Copy all the material that follows, keeping every character the same.

------ Data to use

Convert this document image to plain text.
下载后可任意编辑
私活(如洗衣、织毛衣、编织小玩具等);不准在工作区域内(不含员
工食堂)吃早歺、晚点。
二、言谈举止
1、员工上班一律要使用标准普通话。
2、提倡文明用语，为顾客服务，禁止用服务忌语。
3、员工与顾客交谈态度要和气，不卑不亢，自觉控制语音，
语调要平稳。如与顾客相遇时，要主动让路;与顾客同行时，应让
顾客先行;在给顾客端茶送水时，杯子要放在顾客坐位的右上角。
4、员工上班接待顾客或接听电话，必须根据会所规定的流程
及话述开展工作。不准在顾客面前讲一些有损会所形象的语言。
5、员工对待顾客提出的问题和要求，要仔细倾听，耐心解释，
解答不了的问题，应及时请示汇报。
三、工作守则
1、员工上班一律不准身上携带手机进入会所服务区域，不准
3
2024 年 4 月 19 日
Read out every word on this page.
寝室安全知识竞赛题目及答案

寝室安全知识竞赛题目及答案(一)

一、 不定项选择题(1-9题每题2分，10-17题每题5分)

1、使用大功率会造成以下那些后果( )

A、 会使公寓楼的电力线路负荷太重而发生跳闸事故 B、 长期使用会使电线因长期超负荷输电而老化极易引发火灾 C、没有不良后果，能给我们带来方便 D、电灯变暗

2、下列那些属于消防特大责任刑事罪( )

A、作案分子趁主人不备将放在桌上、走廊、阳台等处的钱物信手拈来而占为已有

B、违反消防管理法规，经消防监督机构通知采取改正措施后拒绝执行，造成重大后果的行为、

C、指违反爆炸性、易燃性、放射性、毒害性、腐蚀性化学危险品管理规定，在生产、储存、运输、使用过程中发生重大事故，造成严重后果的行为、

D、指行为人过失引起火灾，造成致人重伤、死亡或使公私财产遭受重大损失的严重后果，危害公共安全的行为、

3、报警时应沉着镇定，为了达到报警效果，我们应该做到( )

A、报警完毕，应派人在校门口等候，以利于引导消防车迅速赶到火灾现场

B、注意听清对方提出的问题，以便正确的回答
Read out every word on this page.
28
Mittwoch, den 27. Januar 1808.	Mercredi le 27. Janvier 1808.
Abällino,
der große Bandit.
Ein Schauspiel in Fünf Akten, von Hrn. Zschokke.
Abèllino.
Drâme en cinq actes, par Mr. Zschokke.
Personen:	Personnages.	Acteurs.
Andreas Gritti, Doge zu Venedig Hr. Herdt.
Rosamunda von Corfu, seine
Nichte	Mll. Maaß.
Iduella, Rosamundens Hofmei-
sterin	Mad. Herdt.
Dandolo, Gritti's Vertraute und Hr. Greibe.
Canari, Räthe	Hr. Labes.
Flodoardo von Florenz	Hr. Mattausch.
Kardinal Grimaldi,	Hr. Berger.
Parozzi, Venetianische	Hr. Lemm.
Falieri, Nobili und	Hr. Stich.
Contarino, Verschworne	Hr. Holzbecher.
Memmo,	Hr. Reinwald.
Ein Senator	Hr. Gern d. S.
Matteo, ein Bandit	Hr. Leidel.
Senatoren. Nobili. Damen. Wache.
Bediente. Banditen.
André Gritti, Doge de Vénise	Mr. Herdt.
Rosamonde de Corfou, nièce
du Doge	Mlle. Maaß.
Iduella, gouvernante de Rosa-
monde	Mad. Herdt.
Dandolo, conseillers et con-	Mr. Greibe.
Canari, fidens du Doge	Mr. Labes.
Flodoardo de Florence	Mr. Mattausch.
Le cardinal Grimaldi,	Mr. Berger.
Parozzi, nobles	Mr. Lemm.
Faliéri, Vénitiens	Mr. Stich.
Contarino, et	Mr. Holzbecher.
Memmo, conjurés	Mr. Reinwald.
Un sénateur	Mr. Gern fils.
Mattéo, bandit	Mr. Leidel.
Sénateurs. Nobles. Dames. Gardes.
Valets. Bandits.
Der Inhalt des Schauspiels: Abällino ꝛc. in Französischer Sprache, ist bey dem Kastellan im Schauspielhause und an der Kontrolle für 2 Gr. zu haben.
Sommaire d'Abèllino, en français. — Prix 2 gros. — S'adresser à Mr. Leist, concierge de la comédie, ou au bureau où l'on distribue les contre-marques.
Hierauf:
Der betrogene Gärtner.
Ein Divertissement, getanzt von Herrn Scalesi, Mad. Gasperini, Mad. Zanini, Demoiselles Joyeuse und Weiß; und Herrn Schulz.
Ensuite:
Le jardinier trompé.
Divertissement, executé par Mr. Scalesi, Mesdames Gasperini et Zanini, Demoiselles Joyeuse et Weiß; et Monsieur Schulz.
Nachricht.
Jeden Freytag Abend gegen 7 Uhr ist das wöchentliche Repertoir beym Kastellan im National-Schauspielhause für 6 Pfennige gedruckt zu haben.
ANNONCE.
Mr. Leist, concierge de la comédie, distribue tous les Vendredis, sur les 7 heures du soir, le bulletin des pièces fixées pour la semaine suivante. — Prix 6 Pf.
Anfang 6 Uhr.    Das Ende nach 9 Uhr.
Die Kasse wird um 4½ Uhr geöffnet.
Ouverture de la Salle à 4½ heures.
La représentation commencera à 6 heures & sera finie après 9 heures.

------------

== Task output ==
Convert this document image to plain text.
下载后可任意编辑
私活(如洗衣、织毛衣、编织小玩具等);不准在工作区域内(不含员
工食堂)吃早歺、晚点。
二、言谈举止
1、员工上班一律要使用标准普通话。
2、提倡文明用语，为顾客服务，禁止用服务忌语。
3、员工与顾客交谈态度要和气，不卑不亢，自觉控制语音，
语调要平稳。如与顾客相遇时，要主动让路;与顾客同行时，应让
顾客先行;在给顾客端茶送水时，杯子要放在顾客坐位的右上角。
4、员工上班接待顾客或接听电话，必须根据会所规定的流程
及话述开展工作。不准在顾客面前讲一些有损会所形象的语言。
5、员工对待顾客提出的问题和要求，要仔细倾听，耐心解释，
解答不了的问题，应及时请示汇报。
三、工作守则
1、员工上班一律不准身上携带手机进入会所服务区域，不准
3
2024 年 4 月 19 日
Read out every word on this page.
寝室安全知识竞赛题目及答案

寝室安全知识竞赛题目及答案(一)

一、 不定项选择题(1-9题每题2分，10-17题每题5分)

1、使用大功率会造成以下那些后果( )

A、 会使公寓楼的电力线路负荷太重而发生跳闸事故 B、 长期使用会使电线因长期超负荷输电而老化极易引发火灾 C、没有不良后果，能给我们带来方便 D、电灯变暗

2、下列那些属于消防特大责任刑事罪( )

A、作案分子趁主人不备将放在桌上、走廊、阳台等处的钱物信手拈来而占为已有

B、违反消防管理法规，经消防监督机构通知采取改正措施后拒绝执行，造成重大后果的行为、

C、指违反爆炸性、易燃性、放射性、毒害性、腐蚀性化学危险品管理规定，在生产、储存、运输、使用过程中发生重大事故，造成严重后果的行为、

D、指行为人过失引起火灾，造成致人重伤、死亡或使公私财产遭受重大损失的严重后果，危害公共安全的行为、

3、报警时应沉着镇定，为了达到报警效果，我们应该做到( )

A、报警完毕，应派人在校门口等候，以利于引导消防车迅速赶到火灾现场

B、注意听清对方提出的问题，以便正确的回答
Read out every word on this page.
28
Mittwoch, den 27. Januar 1808.	Mercredi le 27. Janvier 1808.
Abällino,
der große Bandit.
Ein Schauspiel in Fünf Akten, von Hrn. Zschokke.
Abèllino.
Drâme en cinq actes, par Mr. Zschokke.
Personen:	Personnages.	Acteurs.
Andreas Gritti, Doge zu Venedig Hr. Herdt.
Rosamunda von Corfu, seine
Nichte	Mll. Maaß.
Iduella, Rosamundens Hofmei-
sterin	Mad. Herdt.
Dandolo, Gritti's Vertraute und Hr. Greibe.
Canari, Räthe	Hr. Labes.
Flodoardo von Florenz	Hr. Mattausch.
Kardinal Grimaldi,	Hr. Berger.
Parozzi, Venetianische	Hr. Lemm.
Falieri, Nobili und	Hr. Stich.
Contarino, Verschworne	Hr. Holzbecher.
Memmo,	Hr. Reinwald.
Ein Senator	Hr. Gern d. S.
Matteo, ein Bandit	Hr. Leidel.
Senatoren. Nobili. Damen. Wache.
Bediente. Banditen.
André Gritti, Doge de Vénise	Mr. Herdt.
Rosamonde de Corfou, nièce
du Doge	Mlle. Maaß.
Iduella, gouvernante de Rosa-
monde	Mad. Herdt.
Dandolo, conseillers et con-	Mr. Greibe.
Canari, fidens du Doge	Mr. Labes.
Flodoardo de Florence	Mr. Mattausch.
Le cardinal Grimaldi,	Mr. Berger.
Parozzi, nobles	Mr. Lemm.
Faliéri, Vénitiens	Mr. Stich.
Contarino, et	Mr. Holzbecher.
Memmo, conjurés	Mr. Reinwald.
Un sénateur	Mr. Gern fils.
Mattéo, bandit	Mr. Leidel.
Sénateurs. Nobles. Dames. Gardes.
Valets. Bandits.
Der Inhalt des Schauspiels: Abällino ꝛc. in Französischer Sprache, ist bey dem Kastellan im Schauspielhause und an der Kontrolle für 2 Gr. zu haben.
Sommaire d'Abèllino, en français. — Prix 2 gros. — S'adresser à Mr. Leist, concierge de la comédie, ou au bureau où l'on distribue les contre-marques.
Hierauf:
Der betrogene Gärtner.
Ein Divertissement, getanzt von Herrn Scalesi, Mad. Gasperini, Mad. Zanini, Demoiselles Joyeuse und Weiß; und Herrn Schulz.
Ensuite:
Le jardinier trompé.
Divertissement, executé par Mr. Scalesi, Mesdames Gasperini et Zanini, Demoiselles Joyeuse et Weiß; et Monsieur Schulz.
Nachricht.
Jeden Freytag Abend gegen 7 Uhr ist das wöchentliche Repertoir beym Kastellan im National-Schauspielhause für 6 Pfennige gedruckt zu haben.
ANNONCE.
Mr. Leist, concierge de la comédie, distribue tous les Vendredis, sur les 7 heures du soir, le bulletin des pièces fixées pour la semaine suivante. — Prix 6 Pf.
Anfang 6 Uhr.    Das Ende nach 9 Uhr.
Die Kasse wird um 4½ Uhr geöffnet.
Ouverture de la Salle à 4½ heures.
La représentation commencera à 6 heures & sera finie après 9 heures.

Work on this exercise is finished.